* RECORDS SHOWN
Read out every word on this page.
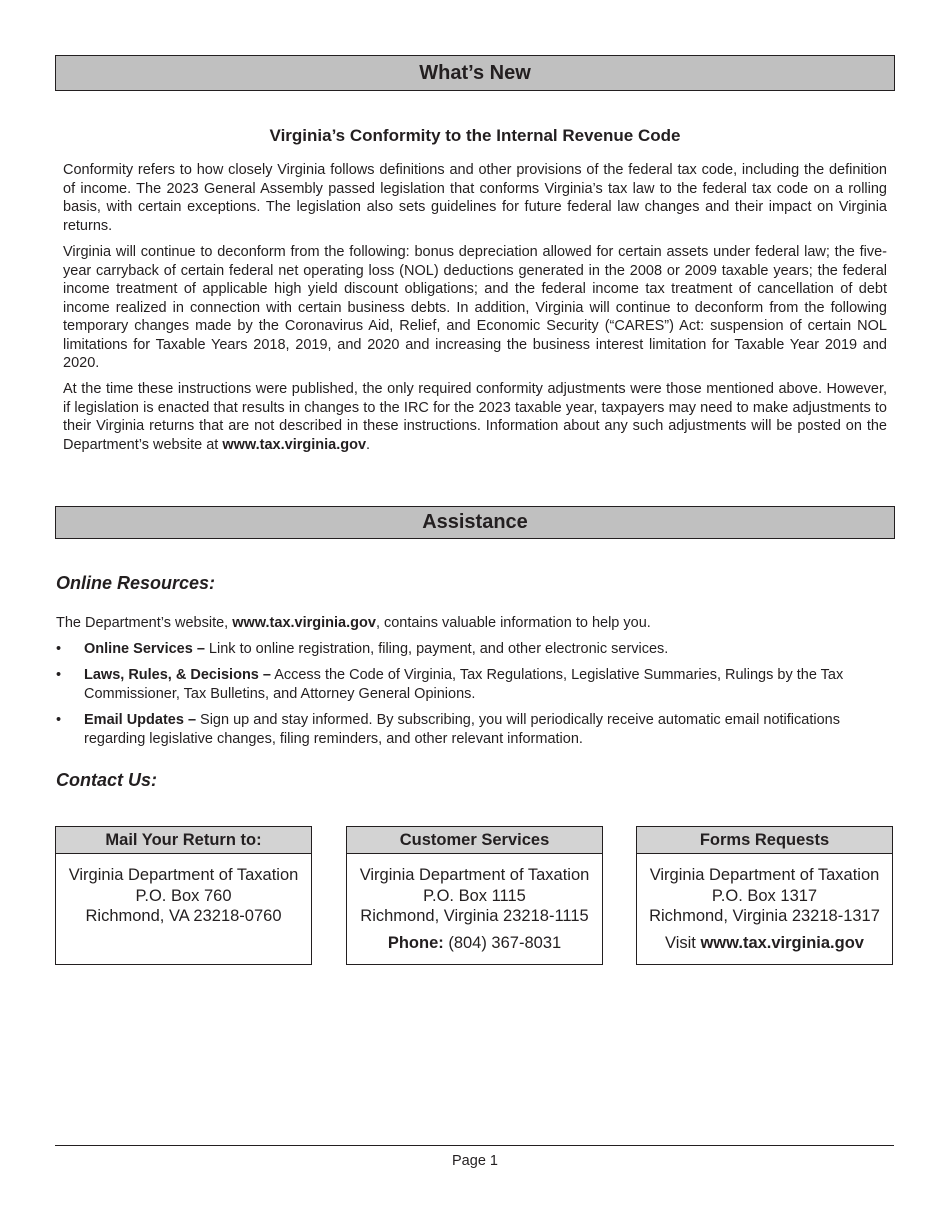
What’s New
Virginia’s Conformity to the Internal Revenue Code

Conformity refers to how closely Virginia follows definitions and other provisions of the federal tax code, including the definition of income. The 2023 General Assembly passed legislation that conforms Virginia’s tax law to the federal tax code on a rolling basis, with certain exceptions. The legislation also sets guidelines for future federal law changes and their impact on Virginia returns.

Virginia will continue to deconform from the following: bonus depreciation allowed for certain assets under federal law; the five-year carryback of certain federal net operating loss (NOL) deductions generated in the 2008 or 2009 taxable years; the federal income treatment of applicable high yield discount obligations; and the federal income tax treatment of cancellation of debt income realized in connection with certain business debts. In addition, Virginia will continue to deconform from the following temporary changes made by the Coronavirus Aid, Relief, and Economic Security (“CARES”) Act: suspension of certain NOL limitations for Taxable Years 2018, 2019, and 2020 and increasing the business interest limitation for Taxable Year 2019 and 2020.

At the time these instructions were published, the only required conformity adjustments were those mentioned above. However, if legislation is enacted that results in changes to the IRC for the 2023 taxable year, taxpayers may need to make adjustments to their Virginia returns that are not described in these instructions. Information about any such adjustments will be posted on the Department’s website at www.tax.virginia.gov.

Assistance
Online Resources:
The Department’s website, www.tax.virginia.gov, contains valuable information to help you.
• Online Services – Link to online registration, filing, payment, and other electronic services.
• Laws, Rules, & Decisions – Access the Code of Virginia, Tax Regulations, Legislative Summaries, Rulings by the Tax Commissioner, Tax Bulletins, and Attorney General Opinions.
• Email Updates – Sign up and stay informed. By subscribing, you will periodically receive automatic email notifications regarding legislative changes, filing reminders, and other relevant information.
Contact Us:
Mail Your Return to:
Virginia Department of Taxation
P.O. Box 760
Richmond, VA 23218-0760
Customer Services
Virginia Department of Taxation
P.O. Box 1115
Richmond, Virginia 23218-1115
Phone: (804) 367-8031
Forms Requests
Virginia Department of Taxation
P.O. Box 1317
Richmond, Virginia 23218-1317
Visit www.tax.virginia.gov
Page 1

* * *

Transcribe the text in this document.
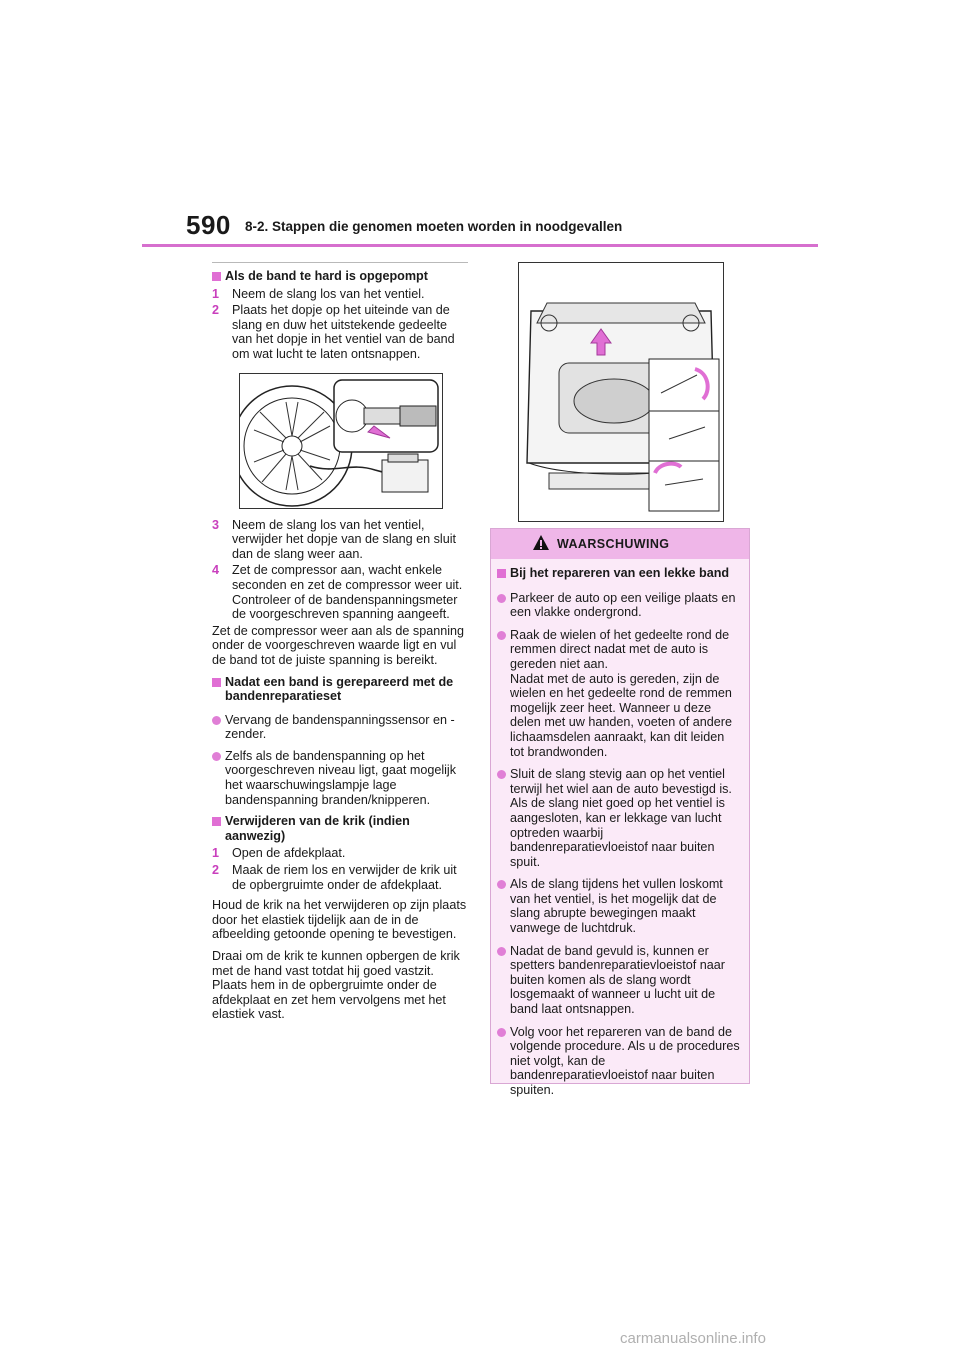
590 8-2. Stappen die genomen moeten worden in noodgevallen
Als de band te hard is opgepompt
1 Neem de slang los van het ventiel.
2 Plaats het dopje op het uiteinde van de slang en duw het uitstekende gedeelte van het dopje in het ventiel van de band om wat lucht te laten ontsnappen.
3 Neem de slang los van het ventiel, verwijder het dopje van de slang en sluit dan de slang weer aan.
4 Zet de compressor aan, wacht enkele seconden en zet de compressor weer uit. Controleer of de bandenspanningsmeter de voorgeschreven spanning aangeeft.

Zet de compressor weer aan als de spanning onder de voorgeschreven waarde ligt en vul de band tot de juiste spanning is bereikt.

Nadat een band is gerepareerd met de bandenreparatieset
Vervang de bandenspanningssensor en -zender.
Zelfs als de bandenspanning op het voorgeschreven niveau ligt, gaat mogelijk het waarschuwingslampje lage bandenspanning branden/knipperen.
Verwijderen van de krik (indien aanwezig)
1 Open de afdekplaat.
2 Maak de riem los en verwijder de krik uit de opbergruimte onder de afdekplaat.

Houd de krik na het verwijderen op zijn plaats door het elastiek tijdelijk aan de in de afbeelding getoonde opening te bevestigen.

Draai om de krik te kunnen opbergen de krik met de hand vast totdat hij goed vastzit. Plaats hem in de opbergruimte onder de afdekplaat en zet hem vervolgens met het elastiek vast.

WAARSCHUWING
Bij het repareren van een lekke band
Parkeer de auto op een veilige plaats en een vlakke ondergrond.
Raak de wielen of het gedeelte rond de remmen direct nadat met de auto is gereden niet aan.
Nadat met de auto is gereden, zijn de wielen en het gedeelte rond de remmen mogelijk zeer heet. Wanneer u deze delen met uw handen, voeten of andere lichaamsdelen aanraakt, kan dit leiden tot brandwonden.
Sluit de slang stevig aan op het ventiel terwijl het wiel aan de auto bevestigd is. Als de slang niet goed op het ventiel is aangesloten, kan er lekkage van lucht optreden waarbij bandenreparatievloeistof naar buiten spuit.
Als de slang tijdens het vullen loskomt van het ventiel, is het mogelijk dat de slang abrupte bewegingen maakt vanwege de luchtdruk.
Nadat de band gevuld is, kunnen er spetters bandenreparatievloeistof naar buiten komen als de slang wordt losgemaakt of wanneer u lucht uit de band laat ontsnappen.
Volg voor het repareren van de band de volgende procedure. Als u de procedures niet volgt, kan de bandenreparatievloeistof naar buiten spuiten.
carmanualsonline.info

* TRY IT
Lines holding the string "their" must be copied out of the entries above.

* YOUR SOLUTION
Conformity refers to how closely Virginia follows definitions and other provisions of the federal tax code, including the definition of income. The 2023 General Assembly passed legislation that conforms Virginia’s tax law to the federal tax code on a rolling basis, with certain exceptions. The legislation also sets guidelines for future federal law changes and their impact on Virginia returns.
At the time these instructions were published, the only required conformity adjustments were those mentioned above. However, if legislation is enacted that results in changes to the IRC for the 2023 taxable year, taxpayers may need to make adjustments to their Virginia returns that are not described in these instructions. Information about any such adjustments will be posted on the Department’s website at www.tax.virginia.gov.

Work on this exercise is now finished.